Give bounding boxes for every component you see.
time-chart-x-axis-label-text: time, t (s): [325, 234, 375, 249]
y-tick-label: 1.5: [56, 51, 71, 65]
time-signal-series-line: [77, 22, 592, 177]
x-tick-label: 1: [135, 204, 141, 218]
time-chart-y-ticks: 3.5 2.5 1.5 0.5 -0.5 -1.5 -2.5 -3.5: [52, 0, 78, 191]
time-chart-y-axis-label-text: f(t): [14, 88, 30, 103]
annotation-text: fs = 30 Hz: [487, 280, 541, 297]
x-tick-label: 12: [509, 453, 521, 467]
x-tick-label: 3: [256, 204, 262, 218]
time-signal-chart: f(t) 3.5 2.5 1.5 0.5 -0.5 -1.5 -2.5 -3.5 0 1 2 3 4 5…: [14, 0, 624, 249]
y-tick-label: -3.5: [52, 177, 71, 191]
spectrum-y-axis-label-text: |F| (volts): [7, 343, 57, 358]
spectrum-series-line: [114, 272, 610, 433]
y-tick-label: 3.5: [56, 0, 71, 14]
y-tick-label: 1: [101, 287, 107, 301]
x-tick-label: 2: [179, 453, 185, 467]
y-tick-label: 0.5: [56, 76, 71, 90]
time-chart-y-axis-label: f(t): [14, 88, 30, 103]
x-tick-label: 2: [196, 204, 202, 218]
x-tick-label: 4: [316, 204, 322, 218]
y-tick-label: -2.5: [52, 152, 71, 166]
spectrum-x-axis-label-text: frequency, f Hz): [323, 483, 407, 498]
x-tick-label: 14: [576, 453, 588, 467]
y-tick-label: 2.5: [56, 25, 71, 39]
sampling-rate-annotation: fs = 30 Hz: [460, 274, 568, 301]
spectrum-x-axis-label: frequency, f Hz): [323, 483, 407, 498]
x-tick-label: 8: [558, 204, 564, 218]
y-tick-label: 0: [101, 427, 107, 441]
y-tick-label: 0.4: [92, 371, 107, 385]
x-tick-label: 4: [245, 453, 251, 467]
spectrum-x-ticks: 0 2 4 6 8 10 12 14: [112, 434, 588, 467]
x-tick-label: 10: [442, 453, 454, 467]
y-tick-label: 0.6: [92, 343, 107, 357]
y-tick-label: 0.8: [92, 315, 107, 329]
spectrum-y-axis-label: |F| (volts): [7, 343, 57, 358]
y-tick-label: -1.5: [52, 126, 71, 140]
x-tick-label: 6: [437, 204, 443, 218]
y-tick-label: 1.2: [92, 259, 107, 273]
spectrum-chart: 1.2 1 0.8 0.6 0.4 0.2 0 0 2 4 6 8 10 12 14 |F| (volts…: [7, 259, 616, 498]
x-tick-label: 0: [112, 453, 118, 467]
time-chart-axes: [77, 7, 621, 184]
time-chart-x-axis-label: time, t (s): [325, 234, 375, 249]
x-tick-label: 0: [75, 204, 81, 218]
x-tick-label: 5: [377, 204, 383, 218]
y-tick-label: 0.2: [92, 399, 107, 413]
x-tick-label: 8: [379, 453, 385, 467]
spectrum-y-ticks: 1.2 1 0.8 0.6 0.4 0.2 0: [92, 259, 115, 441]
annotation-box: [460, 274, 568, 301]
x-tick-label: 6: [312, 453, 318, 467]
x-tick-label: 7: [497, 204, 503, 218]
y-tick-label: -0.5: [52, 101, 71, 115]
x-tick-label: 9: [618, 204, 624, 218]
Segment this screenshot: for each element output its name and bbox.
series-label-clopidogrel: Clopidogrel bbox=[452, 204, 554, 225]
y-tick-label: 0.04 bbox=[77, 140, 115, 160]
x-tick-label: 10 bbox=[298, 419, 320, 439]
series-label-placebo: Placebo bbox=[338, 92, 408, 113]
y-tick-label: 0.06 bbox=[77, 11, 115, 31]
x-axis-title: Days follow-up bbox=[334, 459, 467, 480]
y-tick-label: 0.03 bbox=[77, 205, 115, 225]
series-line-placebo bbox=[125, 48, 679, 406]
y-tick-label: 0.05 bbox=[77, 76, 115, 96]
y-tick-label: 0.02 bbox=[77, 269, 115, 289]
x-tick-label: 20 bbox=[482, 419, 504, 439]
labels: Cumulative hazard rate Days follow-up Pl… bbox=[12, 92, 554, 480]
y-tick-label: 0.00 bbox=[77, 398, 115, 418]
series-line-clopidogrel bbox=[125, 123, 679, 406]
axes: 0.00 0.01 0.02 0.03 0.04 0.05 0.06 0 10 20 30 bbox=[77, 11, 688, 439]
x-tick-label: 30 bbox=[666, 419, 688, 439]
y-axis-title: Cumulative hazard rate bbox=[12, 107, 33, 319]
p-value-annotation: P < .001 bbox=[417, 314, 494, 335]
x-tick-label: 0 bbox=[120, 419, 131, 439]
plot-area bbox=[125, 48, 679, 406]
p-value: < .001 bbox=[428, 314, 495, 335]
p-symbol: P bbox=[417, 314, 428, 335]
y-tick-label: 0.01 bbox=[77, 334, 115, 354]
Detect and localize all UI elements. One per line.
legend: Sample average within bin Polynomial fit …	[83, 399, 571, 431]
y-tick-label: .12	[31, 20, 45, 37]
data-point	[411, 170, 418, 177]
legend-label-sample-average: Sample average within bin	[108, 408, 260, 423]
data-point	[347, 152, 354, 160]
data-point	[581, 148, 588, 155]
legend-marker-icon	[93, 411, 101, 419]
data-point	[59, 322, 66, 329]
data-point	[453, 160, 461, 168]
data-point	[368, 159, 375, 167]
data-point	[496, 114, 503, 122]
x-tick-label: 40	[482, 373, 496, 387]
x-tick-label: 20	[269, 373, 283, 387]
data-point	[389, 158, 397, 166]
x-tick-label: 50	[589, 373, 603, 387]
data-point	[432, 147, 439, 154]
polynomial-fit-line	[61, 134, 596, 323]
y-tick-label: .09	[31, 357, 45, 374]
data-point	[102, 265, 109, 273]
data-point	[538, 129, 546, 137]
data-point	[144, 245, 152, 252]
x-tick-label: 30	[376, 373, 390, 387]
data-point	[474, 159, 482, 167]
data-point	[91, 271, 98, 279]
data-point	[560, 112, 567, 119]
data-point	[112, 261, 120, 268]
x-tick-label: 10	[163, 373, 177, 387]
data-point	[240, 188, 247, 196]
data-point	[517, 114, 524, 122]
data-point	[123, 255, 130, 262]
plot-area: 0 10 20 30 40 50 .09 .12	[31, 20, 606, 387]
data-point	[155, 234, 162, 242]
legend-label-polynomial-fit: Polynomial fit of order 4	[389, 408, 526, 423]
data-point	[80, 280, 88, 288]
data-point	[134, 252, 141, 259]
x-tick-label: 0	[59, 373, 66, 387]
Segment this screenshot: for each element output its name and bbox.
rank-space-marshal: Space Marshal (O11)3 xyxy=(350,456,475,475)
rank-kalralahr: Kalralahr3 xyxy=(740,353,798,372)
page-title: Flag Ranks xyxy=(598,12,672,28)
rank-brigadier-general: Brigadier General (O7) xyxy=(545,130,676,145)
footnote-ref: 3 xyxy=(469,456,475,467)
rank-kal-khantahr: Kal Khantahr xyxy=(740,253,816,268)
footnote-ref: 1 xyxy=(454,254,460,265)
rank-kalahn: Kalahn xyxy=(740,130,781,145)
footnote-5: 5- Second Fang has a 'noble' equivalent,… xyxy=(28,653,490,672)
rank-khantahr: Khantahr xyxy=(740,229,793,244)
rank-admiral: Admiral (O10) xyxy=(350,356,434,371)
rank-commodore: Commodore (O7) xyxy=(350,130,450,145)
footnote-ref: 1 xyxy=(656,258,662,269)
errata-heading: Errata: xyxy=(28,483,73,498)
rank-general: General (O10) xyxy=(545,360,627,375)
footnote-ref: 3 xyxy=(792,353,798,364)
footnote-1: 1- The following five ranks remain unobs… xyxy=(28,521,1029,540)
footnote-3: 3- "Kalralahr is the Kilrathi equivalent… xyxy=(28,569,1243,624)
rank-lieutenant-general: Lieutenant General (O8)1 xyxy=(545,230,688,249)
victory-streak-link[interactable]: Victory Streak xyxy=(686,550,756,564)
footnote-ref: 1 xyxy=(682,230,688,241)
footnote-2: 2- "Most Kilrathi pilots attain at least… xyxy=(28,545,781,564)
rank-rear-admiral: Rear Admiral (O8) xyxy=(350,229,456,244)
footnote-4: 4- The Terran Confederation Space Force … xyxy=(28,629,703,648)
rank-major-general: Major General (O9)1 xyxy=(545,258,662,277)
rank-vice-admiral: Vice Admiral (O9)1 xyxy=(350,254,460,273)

• **JOB**
Write out as a numbered list the lines from the start of the records through the line that contains "spectrum-series-line: [114, 272, 610, 433]", both included, leaving out any blank lines.

• **CORRECT RESPONSE**
1. Give bounding boxes for every component you see.
2. time-chart-x-axis-label-text: time, t (s): [325, 234, 375, 249]
3. y-tick-label: 1.5: [56, 51, 71, 65]
4. time-signal-series-line: [77, 22, 592, 177]
5. x-tick-label: 1: [135, 204, 141, 218]
6. time-chart-y-ticks: 3.5 2.5 1.5 0.5 -0.5 -1.5 -2.5 -3.5: [52, 0, 78, 191]
7. time-chart-y-axis-label-text: f(t): [14, 88, 30, 103]
8. annotation-text: fs = 30 Hz: [487, 280, 541, 297]
9. x-tick-label: 12: [509, 453, 521, 467]
10. x-tick-label: 3: [256, 204, 262, 218]
11. time-signal-chart: f(t) 3.5 2.5 1.5 0.5 -0.5 -1.5 -2.5 -3.5 0 1 2 3 4 5…: [14, 0, 624, 249]
12. y-tick-label: -3.5: [52, 177, 71, 191]
13. spectrum-y-axis-label-text: |F| (volts): [7, 343, 57, 358]
14. spectrum-series-line: [114, 272, 610, 433]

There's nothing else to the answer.